#### [Aim]
Below are the records; reproduce all of them exactly but without any images.

---------- Records for this exercise ----------

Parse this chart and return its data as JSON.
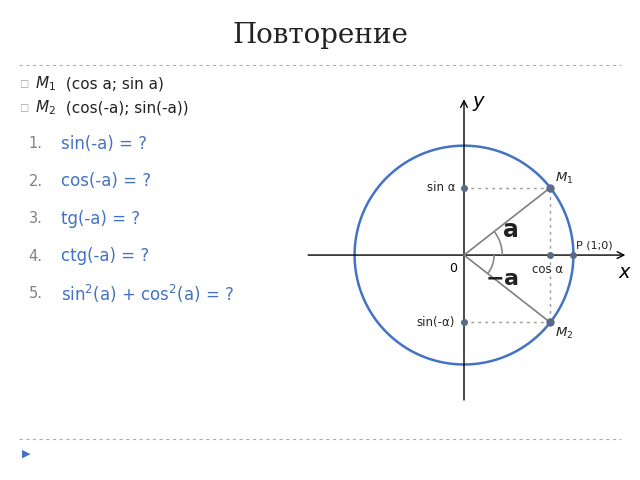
{
  "title": "Повторение",
  "title_fontsize": 20,
  "background_color": "#ffffff",
  "bullet_color": "#a0a0a0",
  "text_black": "#222222",
  "text_blue": "#4472C4",
  "text_gray": "#808080",
  "circle_color": "#4472C4",
  "circle_linewidth": 1.8,
  "dot_color": "#5a6a8a",
  "line_color": "#7F7F7F",
  "dashed_color": "#999999",
  "angle_color": "#888888",
  "alpha_deg": 38,
  "separator_color": "#b0b0b0",
  "separator_lw": 0.8,
  "bullet_items_m": [
    "M_1",
    "M_2"
  ],
  "bullet_items_rest": [
    " (cos a; sin a)",
    " (cos(-a); sin(-a))"
  ],
  "numbered_items": [
    "sin(-a) = ?",
    "cos(-a) = ?",
    "tg(-a) = ?",
    "ctg(-a) = ?",
    "sin²(a) + cos²(a) = ?"
  ]
}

----------

#### [Reply]
Parse this chart and return its data as JSON.
{
  "title": "Повторение",
  "title_fontsize": 20,
  "background_color": "#ffffff",
  "bullet_color": "#a0a0a0",
  "text_black": "#222222",
  "text_blue": "#4472C4",
  "text_gray": "#808080",
  "circle_color": "#4472C4",
  "circle_linewidth": 1.8,
  "dot_color": "#5a6a8a",
  "line_color": "#7F7F7F",
  "dashed_color": "#999999",
  "angle_color": "#888888",
  "alpha_deg": 38,
  "separator_color": "#b0b0b0",
  "separator_lw": 0.8,
  "bullet_items_m": [
    "M_1",
    "M_2"
  ],
  "bullet_items_rest": [
    " (cos a; sin a)",
    " (cos(-a); sin(-a))"
  ],
  "numbered_items": [
    "sin(-a) = ?",
    "cos(-a) = ?",
    "tg(-a) = ?",
    "ctg(-a) = ?",
    "sin²(a) + cos²(a) = ?"
  ]
}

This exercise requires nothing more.